- **Supplied data**
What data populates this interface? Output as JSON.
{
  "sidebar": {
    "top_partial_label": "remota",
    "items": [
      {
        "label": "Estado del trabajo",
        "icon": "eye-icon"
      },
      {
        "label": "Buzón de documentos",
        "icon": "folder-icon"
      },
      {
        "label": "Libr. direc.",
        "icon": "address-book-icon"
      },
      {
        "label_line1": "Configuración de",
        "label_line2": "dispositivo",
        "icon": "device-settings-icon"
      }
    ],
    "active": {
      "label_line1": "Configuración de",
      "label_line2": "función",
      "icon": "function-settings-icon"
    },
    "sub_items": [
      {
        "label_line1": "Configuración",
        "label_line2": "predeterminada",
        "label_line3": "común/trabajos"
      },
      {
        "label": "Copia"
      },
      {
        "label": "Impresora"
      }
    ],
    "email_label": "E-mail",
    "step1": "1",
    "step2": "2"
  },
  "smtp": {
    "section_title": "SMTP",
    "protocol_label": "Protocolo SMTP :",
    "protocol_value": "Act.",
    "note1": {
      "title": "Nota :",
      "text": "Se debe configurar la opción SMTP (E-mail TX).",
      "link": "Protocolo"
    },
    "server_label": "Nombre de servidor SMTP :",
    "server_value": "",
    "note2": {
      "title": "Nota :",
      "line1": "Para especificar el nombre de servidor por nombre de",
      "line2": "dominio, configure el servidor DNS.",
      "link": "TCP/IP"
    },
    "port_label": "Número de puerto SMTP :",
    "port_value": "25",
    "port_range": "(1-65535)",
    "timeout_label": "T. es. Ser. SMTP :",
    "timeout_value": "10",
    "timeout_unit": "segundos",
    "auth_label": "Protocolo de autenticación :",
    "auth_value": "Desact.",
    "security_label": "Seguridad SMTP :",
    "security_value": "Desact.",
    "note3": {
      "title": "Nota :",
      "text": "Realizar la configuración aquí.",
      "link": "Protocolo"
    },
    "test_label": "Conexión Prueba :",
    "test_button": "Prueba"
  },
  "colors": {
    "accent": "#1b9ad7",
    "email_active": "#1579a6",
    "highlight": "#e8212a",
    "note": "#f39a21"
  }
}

- **Task instructions**
Extract every line of the records above that contains the word "settings".

- **Correct response**
        "icon": "device-settings-icon"
      "icon": "function-settings-icon"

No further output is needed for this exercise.